## EXTRACTED DATA
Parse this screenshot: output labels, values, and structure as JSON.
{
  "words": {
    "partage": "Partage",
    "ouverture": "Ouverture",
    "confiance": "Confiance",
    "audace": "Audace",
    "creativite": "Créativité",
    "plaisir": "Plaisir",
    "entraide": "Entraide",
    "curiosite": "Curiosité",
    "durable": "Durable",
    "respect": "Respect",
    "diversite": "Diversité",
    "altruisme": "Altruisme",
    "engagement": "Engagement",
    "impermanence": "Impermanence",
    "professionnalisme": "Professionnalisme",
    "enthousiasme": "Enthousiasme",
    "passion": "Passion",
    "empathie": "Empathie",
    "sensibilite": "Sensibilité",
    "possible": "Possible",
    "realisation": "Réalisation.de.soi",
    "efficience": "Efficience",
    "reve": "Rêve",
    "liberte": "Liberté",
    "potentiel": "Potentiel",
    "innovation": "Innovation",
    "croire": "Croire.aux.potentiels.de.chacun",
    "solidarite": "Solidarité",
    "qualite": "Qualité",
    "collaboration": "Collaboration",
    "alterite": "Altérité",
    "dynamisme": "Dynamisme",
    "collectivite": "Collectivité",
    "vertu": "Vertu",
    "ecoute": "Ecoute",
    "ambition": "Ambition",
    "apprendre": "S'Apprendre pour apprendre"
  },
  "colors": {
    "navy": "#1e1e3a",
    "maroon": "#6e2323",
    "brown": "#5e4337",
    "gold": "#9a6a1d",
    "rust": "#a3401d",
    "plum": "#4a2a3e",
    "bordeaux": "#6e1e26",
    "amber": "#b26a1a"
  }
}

## OBJECTIVE
Transcribe all lines as written.

## FINAL ANSWER
Parse this screenshot: output labels, values, and structure as JSON.
{
  "words": {
    "partage": "Partage",
    "ouverture": "Ouverture",
    "confiance": "Confiance",
    "audace": "Audace",
    "creativite": "Créativité",
    "plaisir": "Plaisir",
    "entraide": "Entraide",
    "curiosite": "Curiosité",
    "durable": "Durable",
    "respect": "Respect",
    "diversite": "Diversité",
    "altruisme": "Altruisme",
    "engagement": "Engagement",
    "impermanence": "Impermanence",
    "professionnalisme": "Professionnalisme",
    "enthousiasme": "Enthousiasme",
    "passion": "Passion",
    "empathie": "Empathie",
    "sensibilite": "Sensibilité",
    "possible": "Possible",
    "realisation": "Réalisation.de.soi",
    "efficience": "Efficience",
    "reve": "Rêve",
    "liberte": "Liberté",
    "potentiel": "Potentiel",
    "innovation": "Innovation",
    "croire": "Croire.aux.potentiels.de.chacun",
    "solidarite": "Solidarité",
    "qualite": "Qualité",
    "collaboration": "Collaboration",
    "alterite": "Altérité",
    "dynamisme": "Dynamisme",
    "collectivite": "Collectivité",
    "vertu": "Vertu",
    "ecoute": "Ecoute",
    "ambition": "Ambition",
    "apprendre": "S'Apprendre pour apprendre"
  },
  "colors": {
    "navy": "#1e1e3a",
    "maroon": "#6e2323",
    "brown": "#5e4337",
    "gold": "#9a6a1d",
    "rust": "#a3401d",
    "plum": "#4a2a3e",
    "bordeaux": "#6e1e26",
    "amber": "#b26a1a"
  }
}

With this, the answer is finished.